WHAT THE TASK ASKS -> Please summarize the Outside Lands food and music text below in two sentences.

Nicki Bluhm & The Gramblers, 12:05 p.m., Sutro Stage Nicki Bluhm’s lazy sunny day tunes will make it feel like summer, even if (when) the fog rolls into Golden Gate Park. Fresh seafood can also bring out that summer shine, particularly Woodhouse Fish Co.’s BBQ or fresh oysters. Even better for when that condensation does convene is its excellent clam chowder.

Drink interlude Elegant Rhône varietals and Chardonnay from the central coast’s Qupé winery have made many a fan forget the next set they wanted to see.

The Black Keys, 6:15 p.m., Land’s End Stage The guttural blues rock of Ohio natives Dan Auerbach and Patrick Carney is sure to be one of this year’s highlights. The group is the first ever act to play multiple years at Outside Lands, so you’ll want real crowd pleasing snacks at its show. Nombe’s ever-satisfying Japanese izakaya eats should fit the bill — its popular chicken wings, honey-sweetened, lime-and-fish-sauce perky, rarely leave their audience underplussed. Nombe will also be serving up odango (fried rice balls) and fried tofu for vegetarian music lovers.

SUPPLIED ENTRIES ->
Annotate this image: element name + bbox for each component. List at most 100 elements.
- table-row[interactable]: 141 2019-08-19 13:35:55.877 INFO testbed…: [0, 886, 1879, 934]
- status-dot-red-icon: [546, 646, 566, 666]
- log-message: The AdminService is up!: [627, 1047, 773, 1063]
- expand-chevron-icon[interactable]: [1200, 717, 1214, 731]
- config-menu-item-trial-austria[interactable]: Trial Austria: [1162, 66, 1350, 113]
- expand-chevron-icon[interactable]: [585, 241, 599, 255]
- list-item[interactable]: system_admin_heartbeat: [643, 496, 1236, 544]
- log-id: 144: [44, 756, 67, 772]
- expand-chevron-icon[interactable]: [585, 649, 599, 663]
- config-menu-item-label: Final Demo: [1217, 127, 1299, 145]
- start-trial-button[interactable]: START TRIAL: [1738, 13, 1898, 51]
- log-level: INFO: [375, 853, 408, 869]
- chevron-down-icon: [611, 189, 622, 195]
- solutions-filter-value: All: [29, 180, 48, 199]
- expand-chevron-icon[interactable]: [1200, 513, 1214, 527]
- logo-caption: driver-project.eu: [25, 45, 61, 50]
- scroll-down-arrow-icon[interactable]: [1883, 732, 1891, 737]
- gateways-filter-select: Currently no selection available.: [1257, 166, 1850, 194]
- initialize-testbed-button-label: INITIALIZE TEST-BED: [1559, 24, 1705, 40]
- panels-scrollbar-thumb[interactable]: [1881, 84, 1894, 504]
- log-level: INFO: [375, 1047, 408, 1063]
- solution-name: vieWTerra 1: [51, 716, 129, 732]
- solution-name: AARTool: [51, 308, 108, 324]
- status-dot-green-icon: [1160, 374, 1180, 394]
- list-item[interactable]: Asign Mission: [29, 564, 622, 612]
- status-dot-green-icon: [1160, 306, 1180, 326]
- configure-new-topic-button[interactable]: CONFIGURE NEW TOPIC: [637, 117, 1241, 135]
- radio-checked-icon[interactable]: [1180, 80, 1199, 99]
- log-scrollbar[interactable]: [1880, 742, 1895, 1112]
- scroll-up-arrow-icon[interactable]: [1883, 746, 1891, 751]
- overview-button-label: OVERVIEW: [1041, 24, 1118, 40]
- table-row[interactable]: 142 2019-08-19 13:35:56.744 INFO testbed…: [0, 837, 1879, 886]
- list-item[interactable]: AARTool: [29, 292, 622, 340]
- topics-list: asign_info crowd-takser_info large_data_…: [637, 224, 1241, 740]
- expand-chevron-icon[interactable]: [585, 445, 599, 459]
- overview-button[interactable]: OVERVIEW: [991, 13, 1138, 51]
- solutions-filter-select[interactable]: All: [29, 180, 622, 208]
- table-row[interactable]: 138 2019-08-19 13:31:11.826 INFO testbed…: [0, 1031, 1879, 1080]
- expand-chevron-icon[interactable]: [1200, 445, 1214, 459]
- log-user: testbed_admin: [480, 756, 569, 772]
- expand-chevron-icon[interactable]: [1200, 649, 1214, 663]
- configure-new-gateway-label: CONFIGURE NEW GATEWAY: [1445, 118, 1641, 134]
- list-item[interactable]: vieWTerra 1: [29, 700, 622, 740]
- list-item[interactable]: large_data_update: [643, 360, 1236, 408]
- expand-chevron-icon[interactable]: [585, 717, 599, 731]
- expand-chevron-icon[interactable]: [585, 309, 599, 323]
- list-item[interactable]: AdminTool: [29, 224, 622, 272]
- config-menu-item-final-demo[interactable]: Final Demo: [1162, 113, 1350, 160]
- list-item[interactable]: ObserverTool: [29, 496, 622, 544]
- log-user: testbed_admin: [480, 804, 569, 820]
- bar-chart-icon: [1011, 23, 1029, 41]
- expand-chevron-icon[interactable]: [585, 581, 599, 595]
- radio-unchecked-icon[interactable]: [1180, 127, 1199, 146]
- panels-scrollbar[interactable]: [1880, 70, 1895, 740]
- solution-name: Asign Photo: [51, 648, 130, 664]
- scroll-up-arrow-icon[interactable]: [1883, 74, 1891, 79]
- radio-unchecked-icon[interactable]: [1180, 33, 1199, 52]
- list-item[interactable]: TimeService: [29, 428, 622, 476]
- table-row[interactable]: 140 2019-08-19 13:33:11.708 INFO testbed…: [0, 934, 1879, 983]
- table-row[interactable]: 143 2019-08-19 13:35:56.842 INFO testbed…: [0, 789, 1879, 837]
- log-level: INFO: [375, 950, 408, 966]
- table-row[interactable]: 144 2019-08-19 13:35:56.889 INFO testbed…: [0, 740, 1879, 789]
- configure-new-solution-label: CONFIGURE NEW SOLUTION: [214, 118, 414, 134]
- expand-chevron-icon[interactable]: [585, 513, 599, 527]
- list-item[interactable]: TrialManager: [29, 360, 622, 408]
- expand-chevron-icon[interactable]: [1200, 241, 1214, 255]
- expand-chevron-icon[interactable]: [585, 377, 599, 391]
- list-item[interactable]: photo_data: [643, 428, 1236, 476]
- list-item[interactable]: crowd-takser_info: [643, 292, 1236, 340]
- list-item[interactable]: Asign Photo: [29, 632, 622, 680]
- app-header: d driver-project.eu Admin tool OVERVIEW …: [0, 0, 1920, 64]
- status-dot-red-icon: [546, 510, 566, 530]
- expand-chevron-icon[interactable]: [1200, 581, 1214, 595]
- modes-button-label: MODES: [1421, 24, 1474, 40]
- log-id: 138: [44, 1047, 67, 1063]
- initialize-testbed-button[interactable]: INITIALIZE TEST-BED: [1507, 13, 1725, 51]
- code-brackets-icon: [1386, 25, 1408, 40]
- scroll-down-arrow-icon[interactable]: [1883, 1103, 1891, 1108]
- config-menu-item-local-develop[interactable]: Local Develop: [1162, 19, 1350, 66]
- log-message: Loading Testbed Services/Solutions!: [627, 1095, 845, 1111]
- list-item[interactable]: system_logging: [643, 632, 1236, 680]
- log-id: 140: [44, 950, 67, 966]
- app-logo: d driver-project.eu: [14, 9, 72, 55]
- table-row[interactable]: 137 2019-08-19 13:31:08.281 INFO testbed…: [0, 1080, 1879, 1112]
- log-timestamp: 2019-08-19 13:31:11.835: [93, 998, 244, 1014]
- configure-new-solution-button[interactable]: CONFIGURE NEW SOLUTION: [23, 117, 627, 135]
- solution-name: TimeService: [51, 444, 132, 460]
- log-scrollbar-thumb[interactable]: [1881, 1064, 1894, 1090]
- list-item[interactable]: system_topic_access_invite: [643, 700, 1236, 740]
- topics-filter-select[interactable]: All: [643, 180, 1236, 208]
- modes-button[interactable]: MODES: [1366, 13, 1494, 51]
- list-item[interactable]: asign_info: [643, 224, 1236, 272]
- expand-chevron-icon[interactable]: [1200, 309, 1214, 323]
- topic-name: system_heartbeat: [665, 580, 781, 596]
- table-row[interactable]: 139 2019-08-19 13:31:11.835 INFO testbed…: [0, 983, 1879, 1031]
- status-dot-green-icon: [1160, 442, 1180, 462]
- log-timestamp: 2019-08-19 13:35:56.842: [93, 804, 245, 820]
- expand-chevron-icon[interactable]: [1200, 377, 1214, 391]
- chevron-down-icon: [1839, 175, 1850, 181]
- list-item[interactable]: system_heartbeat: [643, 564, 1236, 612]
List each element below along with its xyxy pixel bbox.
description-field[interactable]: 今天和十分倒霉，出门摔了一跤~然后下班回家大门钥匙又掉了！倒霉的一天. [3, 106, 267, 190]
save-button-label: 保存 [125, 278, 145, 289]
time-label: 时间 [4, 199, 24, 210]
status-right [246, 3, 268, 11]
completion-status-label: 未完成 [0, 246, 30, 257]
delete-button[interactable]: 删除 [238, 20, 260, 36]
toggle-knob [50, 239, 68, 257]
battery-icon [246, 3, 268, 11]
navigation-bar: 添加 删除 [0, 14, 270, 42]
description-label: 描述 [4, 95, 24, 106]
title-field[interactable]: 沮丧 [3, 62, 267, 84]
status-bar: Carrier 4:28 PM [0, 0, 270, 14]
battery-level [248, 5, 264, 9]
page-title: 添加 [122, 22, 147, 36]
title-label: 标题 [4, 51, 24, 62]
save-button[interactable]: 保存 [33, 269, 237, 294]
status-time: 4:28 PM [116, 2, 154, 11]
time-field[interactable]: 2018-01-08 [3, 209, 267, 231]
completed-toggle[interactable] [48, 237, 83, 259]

THE ANSWER -> Nicki Bluhm & The Gramblers play the Sutro Stage at 12:05 p.m., with Woodhouse Fish Co.'s BBQ, fresh oysters or clam chowder suggested alongside, and Qupé's Rhône varietals and Chardonnay offered as a drink interlude. The Black Keys, the first act ever to play multiple years at Outside Lands, take the Land's End Stage at 6:15 p.m., and Nombe's Japanese izakaya food fits their show, including chicken wings, odango and fried tofu for vegetarians.